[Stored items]

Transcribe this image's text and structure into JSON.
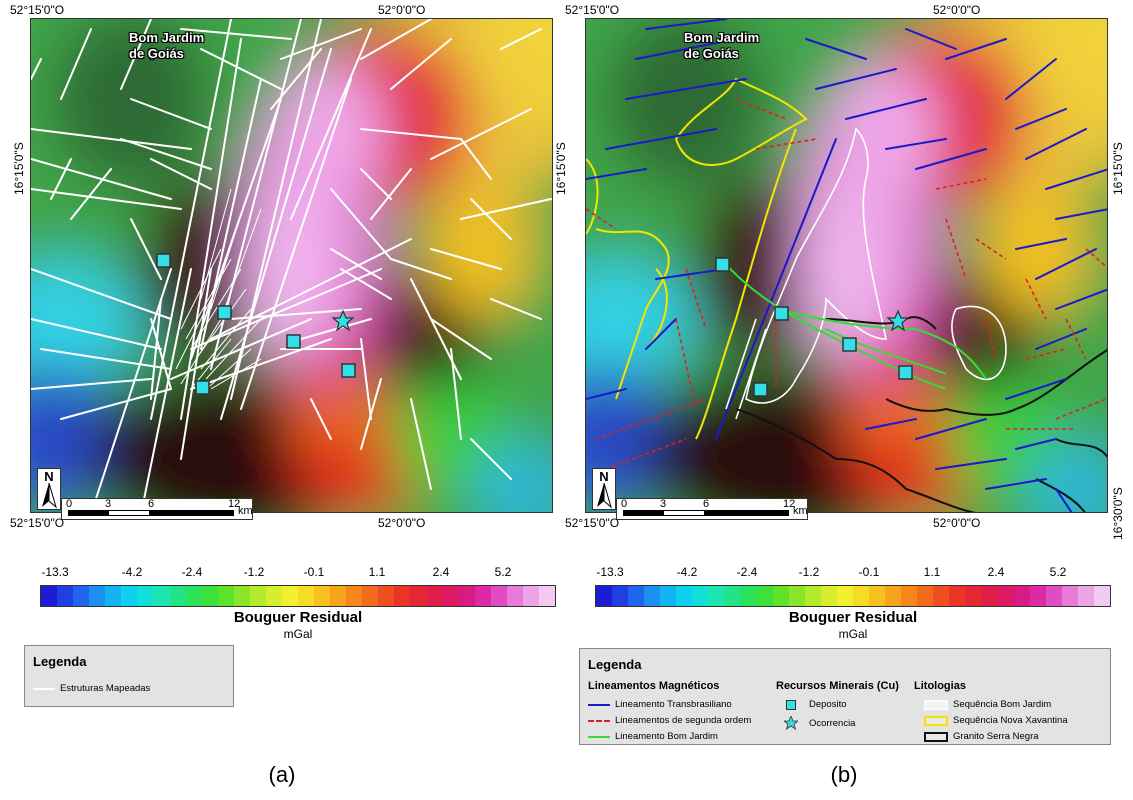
{
  "town": {
    "line1": "Bom Jardim",
    "line2": "de Goiás"
  },
  "coords": {
    "top_left": "52°15'0\"O",
    "top_mid": "52°0'0\"O",
    "bottom_left": "52°15'0\"O",
    "bottom_mid": "52°0'0\"O",
    "right_upper": "16°15'0\"S",
    "left_upper": "16°15'0\"S",
    "right_lower": "16°30'0\"S"
  },
  "north_label": "N",
  "scale": {
    "ticks": [
      "0",
      "3",
      "6",
      "12"
    ],
    "unit": "km"
  },
  "colorbar": {
    "ticks": [
      "-13.3",
      "-4.2",
      "-2.4",
      "-1.2",
      "-0.1",
      "1.1",
      "2.4",
      "5.2"
    ],
    "title": "Bouguer Residual",
    "unit": "mGal",
    "colors": [
      "#1d1bd6",
      "#1f3fe3",
      "#1f66ee",
      "#1c8ff2",
      "#14b3f2",
      "#0fd0ee",
      "#10e0d8",
      "#1ce6b0",
      "#22e487",
      "#2ce25b",
      "#3ce23a",
      "#5ee22a",
      "#8ae62a",
      "#b4ea2c",
      "#d7ee2e",
      "#f2f02e",
      "#f7dc24",
      "#f8c11f",
      "#f8a41b",
      "#f6861a",
      "#f26a1c",
      "#ee4f20",
      "#ea3526",
      "#e52633",
      "#e01e49",
      "#dc1b63",
      "#d81b82",
      "#dc2aa4",
      "#e14bc3",
      "#e57ad8",
      "#eba4e5",
      "#f2c9f0"
    ]
  },
  "legend_a": {
    "title": "Legenda",
    "item": "Estruturas Mapeadas"
  },
  "legend_b": {
    "title": "Legenda",
    "head_lineaments": "Lineamentos Magnéticos",
    "head_resources": "Recursos Minerais (Cu)",
    "head_litho": "Litologias",
    "lin1": "Lineamento Transbrasiliano",
    "lin2": "Lineamentos de segunda ordem",
    "lin3": "Lineamento Bom Jardim",
    "res1": "Deposito",
    "res2": "Ocorrencia",
    "lit1": "Sequência Bom Jardim",
    "lit2": "Sequência Nova Xavantina",
    "lit3": "Granito Serra Negra"
  },
  "captions": {
    "a": "(a)",
    "b": "(b)"
  },
  "palette": {
    "transbrasiliano": "#1a1acc",
    "second_order": "#e02020",
    "bom_jardim": "#33dd33",
    "seq_bom_jardim": "#ffffff",
    "seq_nova_xavantina": "#f2e600",
    "granito": "#111111",
    "deposit": "#33e0e8"
  }
}
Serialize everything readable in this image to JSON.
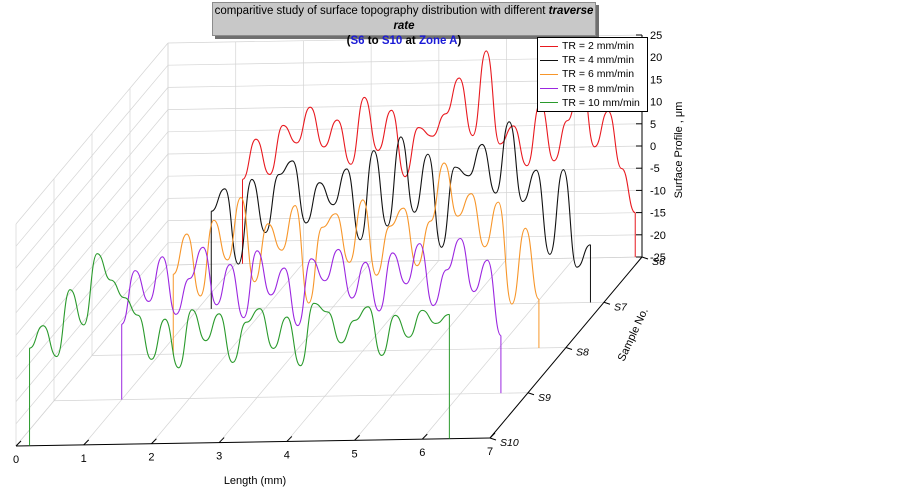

▶ Directions for this task
Each line in the listing above that contains "JSON" should be copied.

▶ Expected output
Transcribe this image's text and structure into JSON.
Serialize everything readable in this image to JSON.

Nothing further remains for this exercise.